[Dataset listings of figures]
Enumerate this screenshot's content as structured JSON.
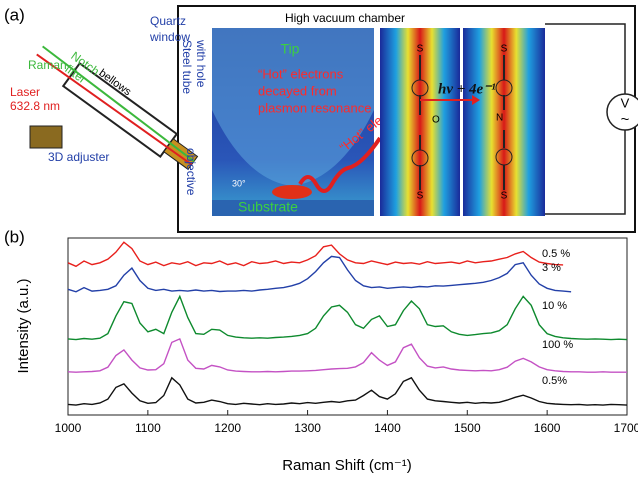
{
  "panel_labels": {
    "a": "(a)",
    "b": "(b)"
  },
  "schematic": {
    "chamber_title": "High vacuum chamber",
    "tip": "Tip",
    "hot_note": [
      "“Hot” electrons",
      "decayed from",
      "plasmon resonance"
    ],
    "substrate": "Substrate",
    "hot_path": "“Hot” electrons",
    "reaction": "hν + 4e⁻¹",
    "raman": "Raman",
    "notch": [
      "Notch",
      "filter"
    ],
    "laser": [
      "Laser",
      "632.8 nm"
    ],
    "quartz": [
      "Quartz",
      "window"
    ],
    "bellows": "bellows",
    "steel": [
      "Steel tube",
      "with hole"
    ],
    "objective": "objective",
    "adjuster": "3D adjuster",
    "angle": "30°",
    "voltmeter": [
      "V",
      "~"
    ],
    "sulfur": "S",
    "oxygen": "O",
    "nitrogen": "N"
  },
  "chart_data": {
    "type": "line",
    "xlabel": "Raman Shift (cm⁻¹)",
    "ylabel": "Intensity (a.u.)",
    "x": [
      1000,
      1010,
      1020,
      1030,
      1040,
      1050,
      1060,
      1070,
      1080,
      1090,
      1100,
      1110,
      1120,
      1130,
      1140,
      1150,
      1160,
      1170,
      1180,
      1190,
      1200,
      1210,
      1220,
      1230,
      1240,
      1250,
      1260,
      1270,
      1280,
      1290,
      1300,
      1310,
      1320,
      1330,
      1340,
      1350,
      1360,
      1370,
      1380,
      1390,
      1400,
      1410,
      1420,
      1430,
      1440,
      1450,
      1460,
      1470,
      1480,
      1490,
      1500,
      1510,
      1520,
      1530,
      1540,
      1550,
      1560,
      1570,
      1580,
      1590,
      1600,
      1610,
      1620,
      1630,
      1640,
      1650,
      1660,
      1670,
      1680,
      1690,
      1700
    ],
    "xlim": [
      1000,
      1700
    ],
    "xticks": [
      1000,
      1100,
      1200,
      1300,
      1400,
      1500,
      1600,
      1700
    ],
    "ylim": [
      0,
      5
    ],
    "series": [
      {
        "name": "0.5 %",
        "color": "#e8201c",
        "values": [
          4.3,
          4.2,
          4.35,
          4.25,
          4.3,
          4.4,
          4.6,
          4.88,
          4.7,
          4.35,
          4.25,
          4.32,
          4.22,
          4.3,
          4.26,
          4.33,
          4.22,
          4.3,
          4.28,
          4.35,
          4.25,
          4.3,
          4.22,
          4.33,
          4.28,
          4.3,
          4.35,
          4.28,
          4.32,
          4.3,
          4.38,
          4.5,
          4.75,
          4.8,
          4.55,
          4.38,
          4.3,
          4.28,
          4.35,
          4.3,
          4.25,
          4.32,
          4.28,
          4.3,
          4.26,
          4.33,
          4.28,
          4.3,
          4.32,
          4.28,
          4.35,
          4.3,
          4.33,
          4.35,
          4.4,
          4.45,
          4.55,
          4.62,
          4.45,
          4.32,
          4.28,
          4.25,
          4.24,
          null,
          null,
          null,
          null,
          null,
          null,
          null,
          null
        ]
      },
      {
        "name": "3 %",
        "color": "#2340a8",
        "values": [
          3.55,
          3.48,
          3.6,
          3.5,
          3.52,
          3.55,
          3.65,
          3.95,
          4.15,
          3.8,
          3.58,
          3.52,
          3.55,
          3.5,
          3.52,
          3.5,
          3.53,
          3.5,
          3.52,
          3.49,
          3.5,
          3.5,
          3.52,
          3.5,
          3.53,
          3.55,
          3.58,
          3.6,
          3.65,
          3.72,
          3.85,
          4.05,
          4.3,
          4.48,
          4.45,
          4.1,
          3.8,
          3.65,
          3.6,
          3.62,
          3.58,
          3.6,
          3.62,
          3.6,
          3.63,
          3.62,
          3.65,
          3.64,
          3.66,
          3.68,
          3.7,
          3.72,
          3.75,
          3.8,
          3.88,
          4.0,
          4.25,
          4.3,
          3.95,
          3.7,
          3.58,
          3.52,
          3.5,
          3.48,
          null,
          null,
          null,
          null,
          null,
          null,
          null
        ]
      },
      {
        "name": "10 %",
        "color": "#0e8a2e",
        "values": [
          2.15,
          2.13,
          2.16,
          2.14,
          2.17,
          2.3,
          2.8,
          3.2,
          3.15,
          2.6,
          2.35,
          2.42,
          2.3,
          2.9,
          3.35,
          2.75,
          2.3,
          2.28,
          2.42,
          2.4,
          2.25,
          2.2,
          2.18,
          2.17,
          2.18,
          2.17,
          2.19,
          2.2,
          2.22,
          2.25,
          2.3,
          2.45,
          2.8,
          3.05,
          3.1,
          2.9,
          2.55,
          2.45,
          2.7,
          2.8,
          2.5,
          2.55,
          2.95,
          3.22,
          3.0,
          2.55,
          2.5,
          2.52,
          2.35,
          2.28,
          2.25,
          2.27,
          2.3,
          2.32,
          2.38,
          2.55,
          3.0,
          3.35,
          3.1,
          2.55,
          2.3,
          2.22,
          2.18,
          2.16,
          2.15,
          2.14,
          2.15,
          2.14,
          2.13,
          2.14,
          2.13
        ]
      },
      {
        "name": "100 %",
        "color": "#c452c4",
        "values": [
          1.22,
          1.21,
          1.22,
          1.23,
          1.25,
          1.35,
          1.68,
          1.84,
          1.55,
          1.33,
          1.27,
          1.28,
          1.45,
          2.05,
          2.15,
          1.55,
          1.32,
          1.3,
          1.4,
          1.36,
          1.27,
          1.24,
          1.23,
          1.22,
          1.22,
          1.23,
          1.22,
          1.23,
          1.24,
          1.24,
          1.25,
          1.26,
          1.28,
          1.3,
          1.31,
          1.32,
          1.36,
          1.48,
          1.76,
          1.55,
          1.4,
          1.5,
          1.9,
          2.0,
          1.62,
          1.38,
          1.33,
          1.36,
          1.3,
          1.27,
          1.26,
          1.25,
          1.26,
          1.25,
          1.28,
          1.35,
          1.52,
          1.6,
          1.5,
          1.36,
          1.28,
          1.25,
          1.23,
          1.22,
          1.22,
          1.21,
          1.21,
          1.22,
          1.21,
          1.21,
          1.21
        ]
      },
      {
        "name": "0.5%",
        "color": "#111111",
        "values": [
          0.3,
          0.28,
          0.32,
          0.3,
          0.34,
          0.45,
          0.78,
          0.88,
          0.62,
          0.4,
          0.33,
          0.35,
          0.55,
          1.05,
          0.85,
          0.45,
          0.34,
          0.36,
          0.42,
          0.38,
          0.32,
          0.3,
          0.33,
          0.31,
          0.29,
          0.32,
          0.3,
          0.31,
          0.34,
          0.32,
          0.35,
          0.33,
          0.36,
          0.38,
          0.36,
          0.4,
          0.42,
          0.55,
          0.7,
          0.52,
          0.45,
          0.6,
          0.95,
          1.05,
          0.7,
          0.45,
          0.4,
          0.38,
          0.36,
          0.34,
          0.36,
          0.33,
          0.35,
          0.34,
          0.36,
          0.42,
          0.5,
          0.56,
          0.48,
          0.38,
          0.33,
          0.31,
          0.3,
          0.29,
          0.3,
          0.28,
          0.29,
          0.28,
          0.3,
          0.29,
          0.28
        ]
      }
    ]
  }
}
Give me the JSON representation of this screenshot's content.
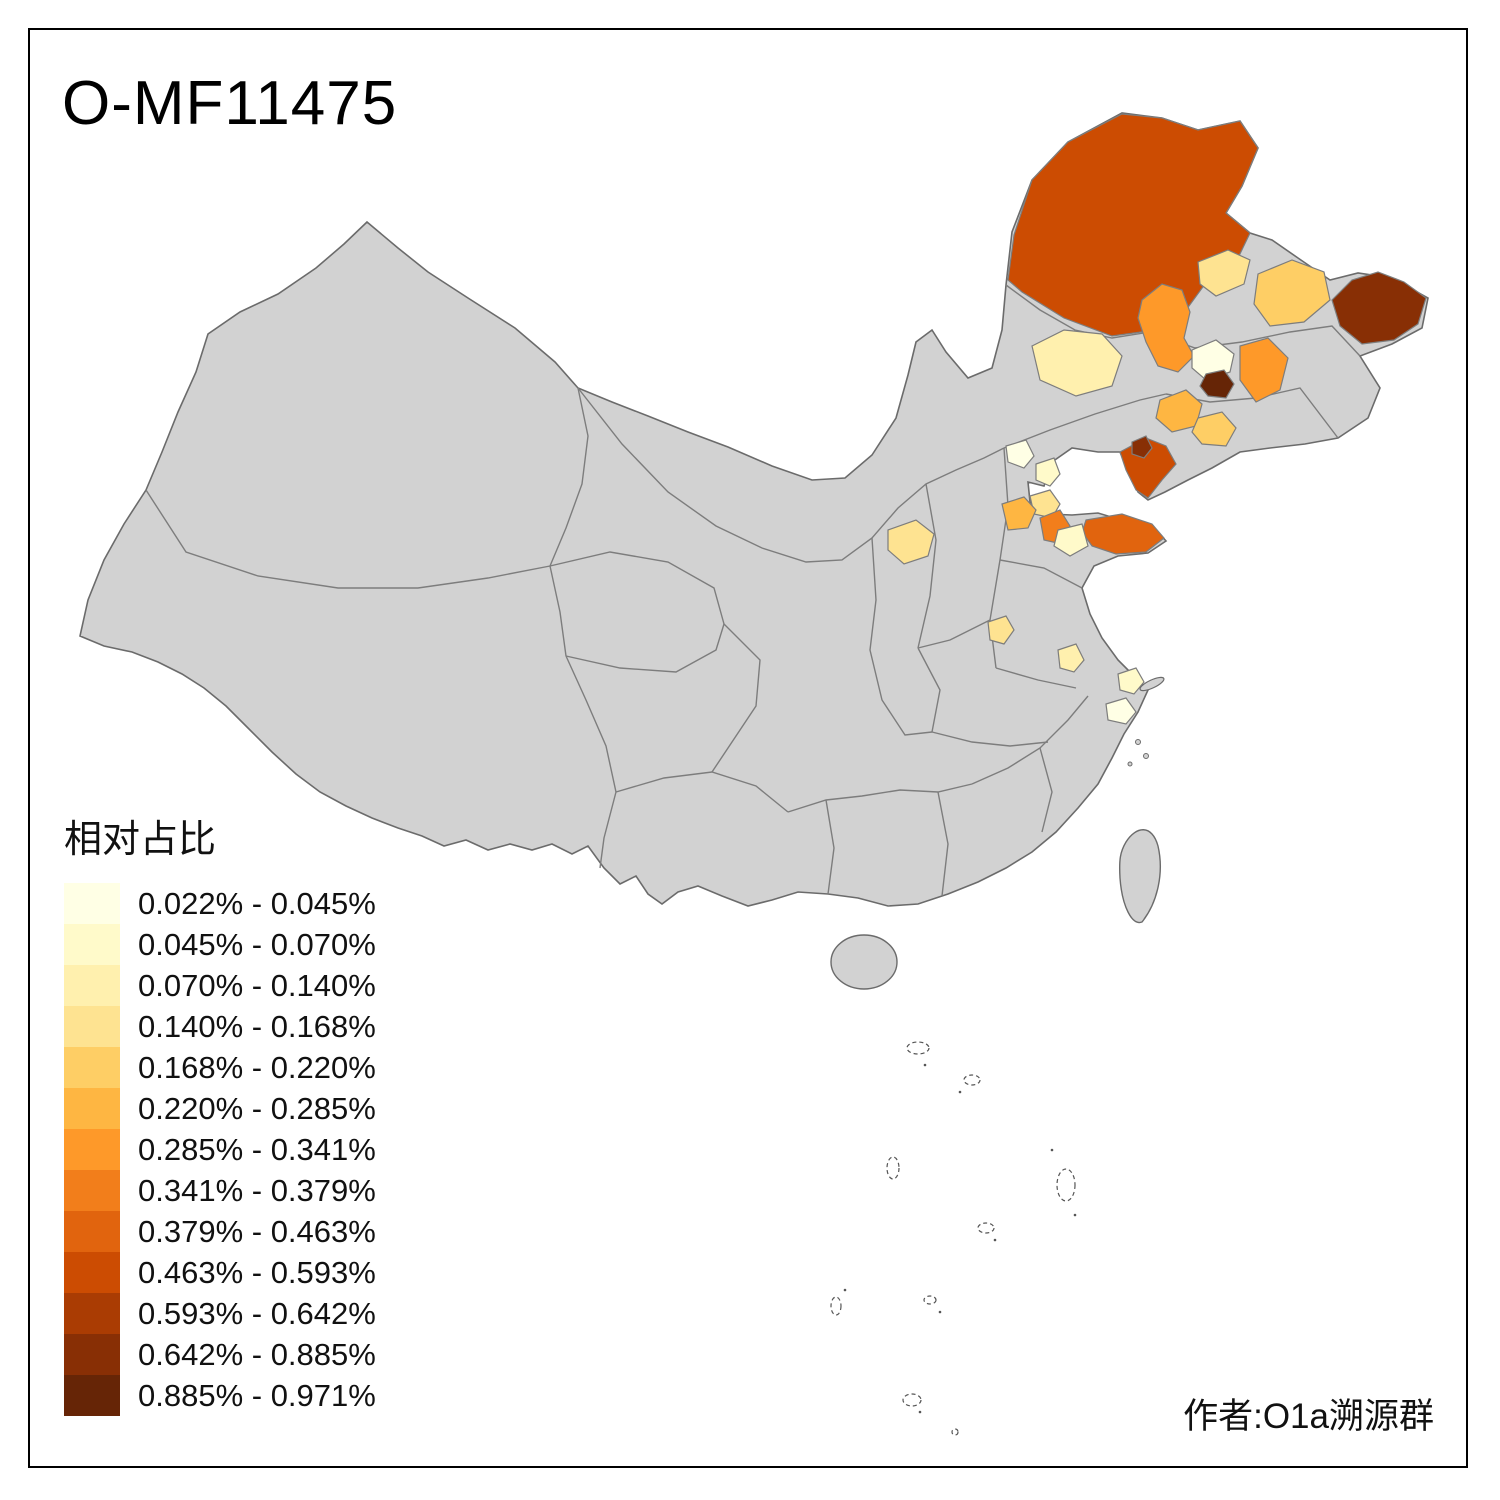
{
  "title": "O-MF11475",
  "attribution": "作者:O1a溯源群",
  "legend": {
    "title": "相对占比",
    "bins": [
      {
        "range": "0.022% - 0.045%",
        "color": "#FFFFE5"
      },
      {
        "range": "0.045% - 0.070%",
        "color": "#FFFACA"
      },
      {
        "range": "0.070% - 0.140%",
        "color": "#FFF0AE"
      },
      {
        "range": "0.140% - 0.168%",
        "color": "#FEE391"
      },
      {
        "range": "0.168% - 0.220%",
        "color": "#FECE65"
      },
      {
        "range": "0.220% - 0.285%",
        "color": "#FEB642"
      },
      {
        "range": "0.285% - 0.341%",
        "color": "#FE9929"
      },
      {
        "range": "0.341% - 0.379%",
        "color": "#F27E1B"
      },
      {
        "range": "0.379% - 0.463%",
        "color": "#E1640E"
      },
      {
        "range": "0.463% - 0.593%",
        "color": "#CC4C02"
      },
      {
        "range": "0.593% - 0.642%",
        "color": "#AA3C03"
      },
      {
        "range": "0.642% - 0.885%",
        "color": "#882F05"
      },
      {
        "range": "0.885% - 0.971%",
        "color": "#662506"
      }
    ]
  },
  "map": {
    "base_fill": "#D2D2D2",
    "outline_color": "#6B6B6B",
    "province_line_color": "#7D7D7D",
    "island_dash_color": "#555555",
    "regions": [
      {
        "color": "#CC4C02",
        "bin": "0.463% - 0.593%"
      },
      {
        "color": "#882F05",
        "bin": "0.642% - 0.885%"
      },
      {
        "color": "#FE9929",
        "bin": "0.285% - 0.341%"
      },
      {
        "color": "#FEE391",
        "bin": "0.140% - 0.168%"
      },
      {
        "color": "#FECE65",
        "bin": "0.168% - 0.220%"
      },
      {
        "color": "#FFF0AE",
        "bin": "0.070% - 0.140%"
      },
      {
        "color": "#FFFFE5",
        "bin": "0.022% - 0.045%"
      },
      {
        "color": "#FE9929",
        "bin": "0.285% - 0.341%"
      },
      {
        "color": "#662506",
        "bin": "0.885% - 0.971%"
      },
      {
        "color": "#FEB642",
        "bin": "0.220% - 0.285%"
      },
      {
        "color": "#FECE65",
        "bin": "0.168% - 0.220%"
      },
      {
        "color": "#CC4C02",
        "bin": "0.463% - 0.593%"
      },
      {
        "color": "#882F05",
        "bin": "0.642% - 0.885%"
      },
      {
        "color": "#FFFFE5",
        "bin": "0.022% - 0.045%"
      },
      {
        "color": "#FFFACA",
        "bin": "0.045% - 0.070%"
      },
      {
        "color": "#FEE391",
        "bin": "0.140% - 0.168%"
      },
      {
        "color": "#FEE391",
        "bin": "0.140% - 0.168%"
      },
      {
        "color": "#FEB642",
        "bin": "0.220% - 0.285%"
      },
      {
        "color": "#F27E1B",
        "bin": "0.341% - 0.379%"
      },
      {
        "color": "#E1640E",
        "bin": "0.379% - 0.463%"
      },
      {
        "color": "#FFFACA",
        "bin": "0.045% - 0.070%"
      },
      {
        "color": "#FEE391",
        "bin": "0.140% - 0.168%"
      },
      {
        "color": "#FFF0AE",
        "bin": "0.070% - 0.140%"
      },
      {
        "color": "#FFFACA",
        "bin": "0.045% - 0.070%"
      },
      {
        "color": "#FFFFE5",
        "bin": "0.022% - 0.045%"
      }
    ]
  }
}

# REQUIREMENTS
Tally the lines containing "name". Provide the number without any other words.

# PROBLEM SOLUTION
5